*WRITTEN REQUEST:* Pick out each line of the records that includes the string "配置文件", and copy it.

*AVAILABLE RECORDS:*

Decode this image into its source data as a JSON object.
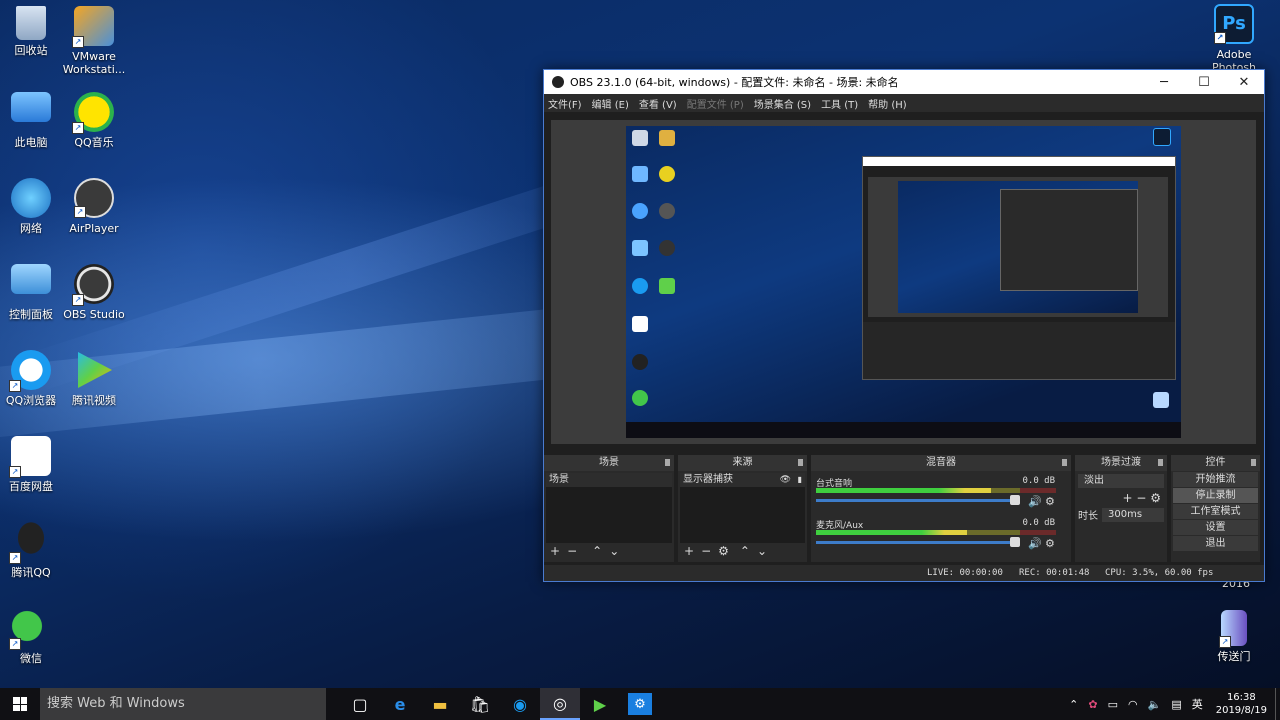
{
  "desktop": {
    "icons_left": [
      {
        "label": "回收站",
        "icon": "recycle-bin-icon"
      },
      {
        "label": "VMware Workstati...",
        "icon": "vmware-icon"
      },
      {
        "label": "此电脑",
        "icon": "computer-icon"
      },
      {
        "label": "QQ音乐",
        "icon": "qq-music-icon"
      },
      {
        "label": "网络",
        "icon": "network-icon"
      },
      {
        "label": "AirPlayer",
        "icon": "airplayer-icon"
      },
      {
        "label": "控制面板",
        "icon": "control-panel-icon"
      },
      {
        "label": "OBS Studio",
        "icon": "obs-icon"
      },
      {
        "label": "QQ浏览器",
        "icon": "qq-browser-icon"
      },
      {
        "label": "腾讯视频",
        "icon": "tencent-video-icon"
      },
      {
        "label": "百度网盘",
        "icon": "baidu-netdisk-icon"
      },
      {
        "label": "腾讯QQ",
        "icon": "qq-icon"
      },
      {
        "label": "微信",
        "icon": "wechat-icon"
      }
    ],
    "icons_right": [
      {
        "label": "Adobe Photosh",
        "icon": "photoshop-icon"
      },
      {
        "label": "传送门",
        "icon": "portal-icon"
      }
    ],
    "partial_text": "2016"
  },
  "obs": {
    "title": "OBS 23.1.0 (64-bit, windows) - 配置文件: 未命名 - 场景: 未命名",
    "menu": [
      "文件(F)",
      "编辑 (E)",
      "查看 (V)",
      "配置文件 (P)",
      "场景集合 (S)",
      "工具 (T)",
      "帮助 (H)"
    ],
    "scenes": {
      "header": "场景",
      "items": [
        "场景"
      ]
    },
    "sources": {
      "header": "来源",
      "items": [
        "显示器捕获"
      ]
    },
    "mixer": {
      "header": "混音器",
      "channels": [
        {
          "name": "台式音响",
          "db": "0.0 dB",
          "level": 0.73
        },
        {
          "name": "麦克风/Aux",
          "db": "0.0 dB",
          "level": 0.63
        }
      ]
    },
    "transitions": {
      "header": "场景过渡",
      "type": "淡出",
      "duration_label": "时长",
      "duration": "300ms"
    },
    "controls": {
      "header": "控件",
      "buttons": [
        "开始推流",
        "停止录制",
        "工作室模式",
        "设置",
        "退出"
      ]
    },
    "status": {
      "live": "LIVE: 00:00:00",
      "rec": "REC: 00:01:48",
      "cpu": "CPU: 3.5%, 60.00 fps"
    }
  },
  "taskbar": {
    "search_placeholder": "搜索 Web 和 Windows",
    "ime": "英",
    "time": "16:38",
    "date": "2019/8/19"
  }
}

*PROBLEM SOLUTION:*
    "title": "OBS 23.1.0 (64-bit, windows) - 配置文件: 未命名 - 场景: 未命名",
      "配置文件 (P)",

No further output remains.